#### DIRECTION
Report the count of lines holding "Sparsity" in the records, with no other words.

#### LISTED RECORDS
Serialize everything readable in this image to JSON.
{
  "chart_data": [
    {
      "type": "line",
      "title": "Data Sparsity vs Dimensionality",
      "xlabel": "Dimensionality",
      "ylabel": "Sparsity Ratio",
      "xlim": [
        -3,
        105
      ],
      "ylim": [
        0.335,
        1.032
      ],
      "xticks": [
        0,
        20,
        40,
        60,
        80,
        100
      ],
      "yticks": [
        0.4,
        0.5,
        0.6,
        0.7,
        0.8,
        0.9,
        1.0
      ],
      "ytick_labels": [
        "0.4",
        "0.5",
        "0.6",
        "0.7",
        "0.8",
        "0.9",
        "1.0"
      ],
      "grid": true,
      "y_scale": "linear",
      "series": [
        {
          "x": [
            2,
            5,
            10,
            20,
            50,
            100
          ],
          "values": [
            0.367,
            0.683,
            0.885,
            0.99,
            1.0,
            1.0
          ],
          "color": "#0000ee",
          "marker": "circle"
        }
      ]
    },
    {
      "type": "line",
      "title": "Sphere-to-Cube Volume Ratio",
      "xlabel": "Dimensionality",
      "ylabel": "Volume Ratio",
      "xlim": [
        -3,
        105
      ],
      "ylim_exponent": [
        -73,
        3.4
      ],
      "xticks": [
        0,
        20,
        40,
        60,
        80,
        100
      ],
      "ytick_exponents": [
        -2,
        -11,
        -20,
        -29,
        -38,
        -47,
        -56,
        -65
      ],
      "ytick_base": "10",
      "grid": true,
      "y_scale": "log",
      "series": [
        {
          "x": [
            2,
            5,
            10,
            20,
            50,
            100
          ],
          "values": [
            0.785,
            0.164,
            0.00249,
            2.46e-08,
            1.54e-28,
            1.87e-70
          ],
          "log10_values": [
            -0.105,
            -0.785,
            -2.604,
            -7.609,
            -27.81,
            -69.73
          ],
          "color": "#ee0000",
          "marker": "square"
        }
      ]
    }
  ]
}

#### SOLUTION BELOW
2